--- RECORDED DATA ---

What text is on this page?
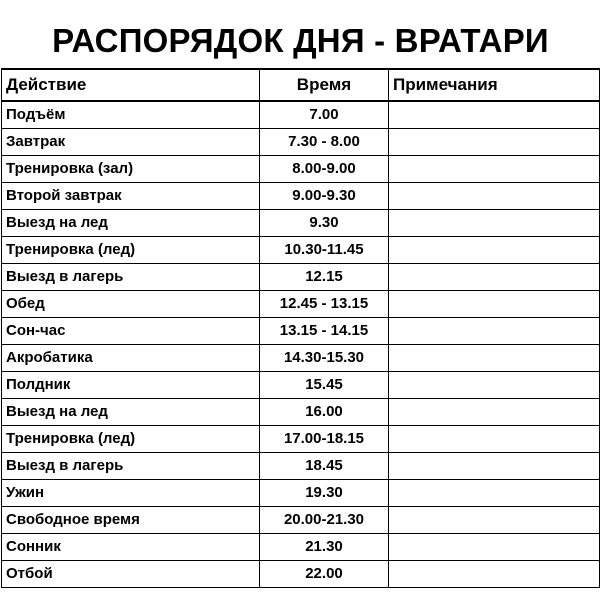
РАСПОРЯДОК ДНЯ - ВРАТАРИ
Действие	Время	Примечания
Подъём	7.00	
Завтрак	7.30 - 8.00	
Тренировка (зал)	8.00-9.00	
Второй завтрак	9.00-9.30	
Выезд на лед	9.30	
Тренировка (лед)	10.30-11.45	
Выезд в лагерь	12.15	
Обед	12.45 - 13.15	
Сон-час	13.15 - 14.15	
Акробатика	14.30-15.30	
Полдник	15.45	
Выезд на лед	16.00	
Тренировка (лед)	17.00-18.15	
Выезд в лагерь	18.45	
Ужин	19.30	
Свободное время	20.00-21.30	
Сонник	21.30	
Отбой	22.00	
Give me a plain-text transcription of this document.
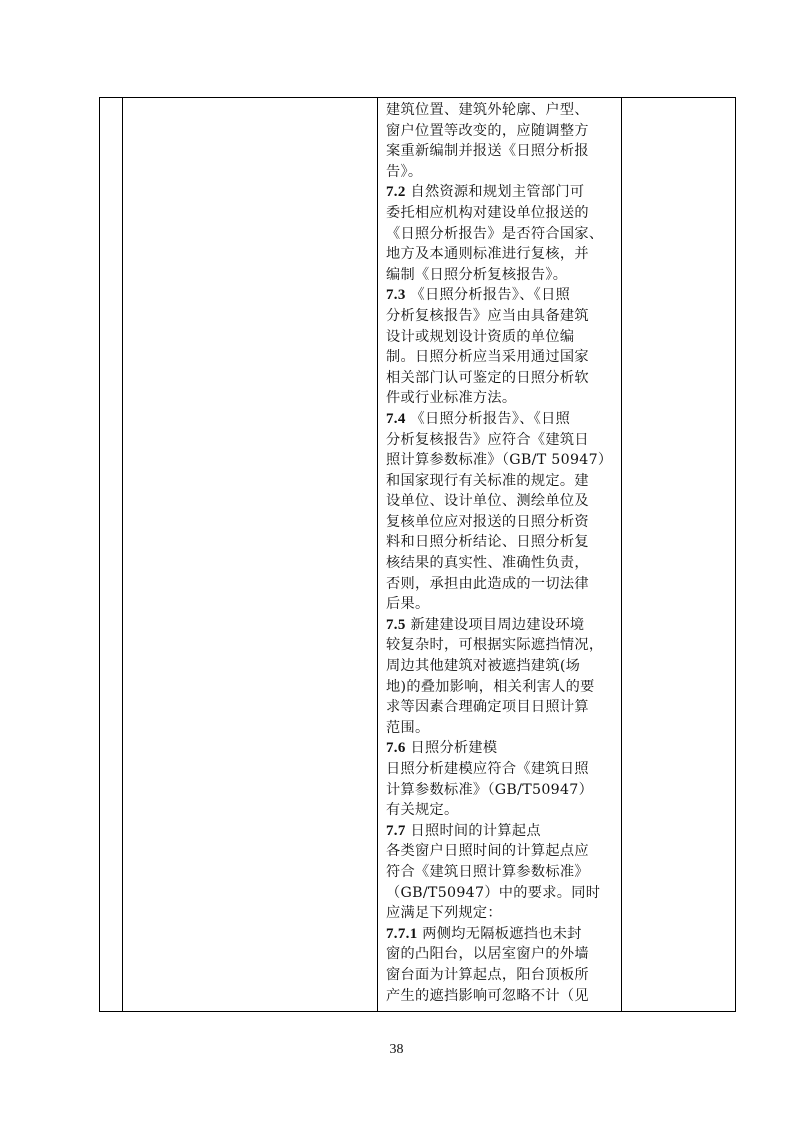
建筑位置、建筑外轮廓、户型、
窗户位置等改变的，应随调整方
案重新编制并报送《日照分析报
告》。
7.2 自然资源和规划主管部门可
委托相应机构对建设单位报送的
《日照分析报告》是否符合国家、
地方及本通则标准进行复核，并
编制《日照分析复核报告》。
7.3 《日照分析报告》、《日照
分析复核报告》应当由具备建筑
设计或规划设计资质的单位编
制。日照分析应当采用通过国家
相关部门认可鉴定的日照分析软
件或行业标准方法。
7.4 《日照分析报告》、《日照
分析复核报告》应符合《建筑日
照计算参数标准》（GB/T 50947）
和国家现行有关标准的规定。建
设单位、设计单位、测绘单位及
复核单位应对报送的日照分析资
料和日照分析结论、日照分析复
核结果的真实性、准确性负责，
否则，承担由此造成的一切法律
后果。
7.5 新建建设项目周边建设环境
较复杂时，可根据实际遮挡情况，
周边其他建筑对被遮挡建筑(场
地)的叠加影响，相关利害人的要
求等因素合理确定项目日照计算
范围。
7.6 日照分析建模
日照分析建模应符合《建筑日照
计算参数标准》（GB/T50947）
有关规定。
7.7 日照时间的计算起点
各类窗户日照时间的计算起点应
符合《建筑日照计算参数标准》
（GB/T50947）中的要求。同时
应满足下列规定：
7.7.1 两侧均无隔板遮挡也未封
窗的凸阳台，以居室窗户的外墙
窗台面为计算起点，阳台顶板所
产生的遮挡影响可忽略不计（见
38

---

__EXERCISE__. Pull out every line of the entries that includes the word "日照分析报告".

__ANSWER TO THIS TASK__.
《日照分析报告》是否符合国家、
7.3 《日照分析报告》、《日照
7.4 《日照分析报告》、《日照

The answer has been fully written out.